EXERCISE GOAL: Quote the records that follow in full and exactly; leave out the pictures.

>> begin

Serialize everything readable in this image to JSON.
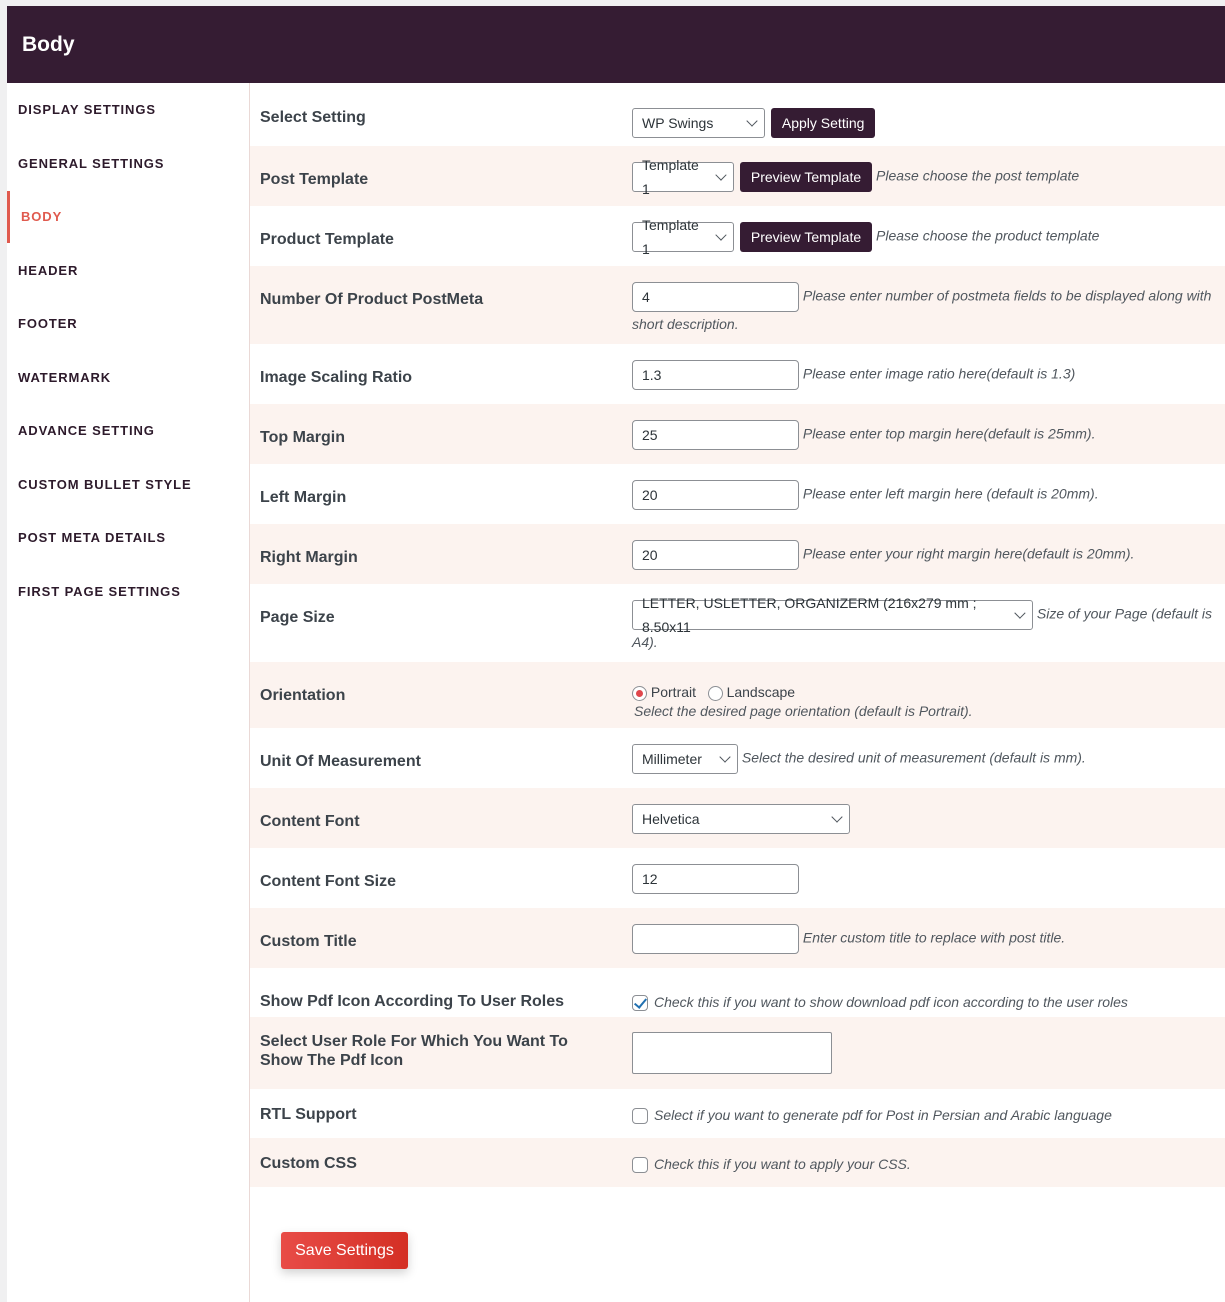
{
  "header": {
    "title": "Body"
  },
  "sidebar": {
    "items": [
      {
        "label": "DISPLAY SETTINGS",
        "active": false
      },
      {
        "label": "GENERAL SETTINGS",
        "active": false
      },
      {
        "label": "BODY",
        "active": true
      },
      {
        "label": "HEADER",
        "active": false
      },
      {
        "label": "FOOTER",
        "active": false
      },
      {
        "label": "WATERMARK",
        "active": false
      },
      {
        "label": "ADVANCE SETTING",
        "active": false
      },
      {
        "label": "CUSTOM BULLET STYLE",
        "active": false
      },
      {
        "label": "POST META DETAILS",
        "active": false
      },
      {
        "label": "FIRST PAGE SETTINGS",
        "active": false
      }
    ]
  },
  "form": {
    "select_setting": {
      "label": "Select Setting",
      "value": "WP Swings",
      "button": "Apply Setting"
    },
    "post_template": {
      "label": "Post Template",
      "value": "Template 1",
      "button": "Preview Template",
      "desc": "Please choose the post template"
    },
    "product_template": {
      "label": "Product Template",
      "value": "Template 1",
      "button": "Preview Template",
      "desc": "Please choose the product template"
    },
    "postmeta": {
      "label": "Number Of Product PostMeta",
      "value": "4",
      "desc": "Please enter number of postmeta fields to be displayed along with short description."
    },
    "image_ratio": {
      "label": "Image Scaling Ratio",
      "value": "1.3",
      "desc": "Please enter image ratio here(default is 1.3)"
    },
    "top_margin": {
      "label": "Top Margin",
      "value": "25",
      "desc": "Please enter top margin here(default is 25mm)."
    },
    "left_margin": {
      "label": "Left Margin",
      "value": "20",
      "desc": "Please enter left margin here (default is 20mm)."
    },
    "right_margin": {
      "label": "Right Margin",
      "value": "20",
      "desc": "Please enter your right margin here(default is 20mm)."
    },
    "page_size": {
      "label": "Page Size",
      "value": "LETTER, USLETTER, ORGANIZERM (216x279 mm ; 8.50x11",
      "desc": "Size of your Page (default is A4)."
    },
    "orientation": {
      "label": "Orientation",
      "options": [
        "Portrait",
        "Landscape"
      ],
      "selected": "Portrait",
      "desc": "Select the desired page orientation (default is Portrait)."
    },
    "unit": {
      "label": "Unit Of Measurement",
      "value": "Millimeter",
      "desc": "Select the desired unit of measurement (default is mm)."
    },
    "content_font": {
      "label": "Content Font",
      "value": "Helvetica"
    },
    "content_font_size": {
      "label": "Content Font Size",
      "value": "12"
    },
    "custom_title": {
      "label": "Custom Title",
      "value": "",
      "desc": "Enter custom title to replace with post title."
    },
    "show_pdf_icon": {
      "label": "Show Pdf Icon According To User Roles",
      "checked": true,
      "desc": "Check this if you want to show download pdf icon according to the user roles"
    },
    "user_role": {
      "label": "Select User Role For Which You Want To Show The Pdf Icon",
      "value": ""
    },
    "rtl": {
      "label": "RTL Support",
      "checked": false,
      "desc": "Select if you want to generate pdf for Post in Persian and Arabic language"
    },
    "custom_css": {
      "label": "Custom CSS",
      "checked": false,
      "desc": "Check this if you want to apply your CSS."
    }
  },
  "save_button": "Save Settings"
}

>> end

EXPECTED ANSWER:
Serialize everything readable in this image to JSON.
{
  "header": {
    "title": "Body"
  },
  "sidebar": {
    "items": [
      {
        "label": "DISPLAY SETTINGS",
        "active": false
      },
      {
        "label": "GENERAL SETTINGS",
        "active": false
      },
      {
        "label": "BODY",
        "active": true
      },
      {
        "label": "HEADER",
        "active": false
      },
      {
        "label": "FOOTER",
        "active": false
      },
      {
        "label": "WATERMARK",
        "active": false
      },
      {
        "label": "ADVANCE SETTING",
        "active": false
      },
      {
        "label": "CUSTOM BULLET STYLE",
        "active": false
      },
      {
        "label": "POST META DETAILS",
        "active": false
      },
      {
        "label": "FIRST PAGE SETTINGS",
        "active": false
      }
    ]
  },
  "form": {
    "select_setting": {
      "label": "Select Setting",
      "value": "WP Swings",
      "button": "Apply Setting"
    },
    "post_template": {
      "label": "Post Template",
      "value": "Template 1",
      "button": "Preview Template",
      "desc": "Please choose the post template"
    },
    "product_template": {
      "label": "Product Template",
      "value": "Template 1",
      "button": "Preview Template",
      "desc": "Please choose the product template"
    },
    "postmeta": {
      "label": "Number Of Product PostMeta",
      "value": "4",
      "desc": "Please enter number of postmeta fields to be displayed along with short description."
    },
    "image_ratio": {
      "label": "Image Scaling Ratio",
      "value": "1.3",
      "desc": "Please enter image ratio here(default is 1.3)"
    },
    "top_margin": {
      "label": "Top Margin",
      "value": "25",
      "desc": "Please enter top margin here(default is 25mm)."
    },
    "left_margin": {
      "label": "Left Margin",
      "value": "20",
      "desc": "Please enter left margin here (default is 20mm)."
    },
    "right_margin": {
      "label": "Right Margin",
      "value": "20",
      "desc": "Please enter your right margin here(default is 20mm)."
    },
    "page_size": {
      "label": "Page Size",
      "value": "LETTER, USLETTER, ORGANIZERM (216x279 mm ; 8.50x11",
      "desc": "Size of your Page (default is A4)."
    },
    "orientation": {
      "label": "Orientation",
      "options": [
        "Portrait",
        "Landscape"
      ],
      "selected": "Portrait",
      "desc": "Select the desired page orientation (default is Portrait)."
    },
    "unit": {
      "label": "Unit Of Measurement",
      "value": "Millimeter",
      "desc": "Select the desired unit of measurement (default is mm)."
    },
    "content_font": {
      "label": "Content Font",
      "value": "Helvetica"
    },
    "content_font_size": {
      "label": "Content Font Size",
      "value": "12"
    },
    "custom_title": {
      "label": "Custom Title",
      "value": "",
      "desc": "Enter custom title to replace with post title."
    },
    "show_pdf_icon": {
      "label": "Show Pdf Icon According To User Roles",
      "checked": true,
      "desc": "Check this if you want to show download pdf icon according to the user roles"
    },
    "user_role": {
      "label": "Select User Role For Which You Want To Show The Pdf Icon",
      "value": ""
    },
    "rtl": {
      "label": "RTL Support",
      "checked": false,
      "desc": "Select if you want to generate pdf for Post in Persian and Arabic language"
    },
    "custom_css": {
      "label": "Custom CSS",
      "checked": false,
      "desc": "Check this if you want to apply your CSS."
    }
  },
  "save_button": "Save Settings"
}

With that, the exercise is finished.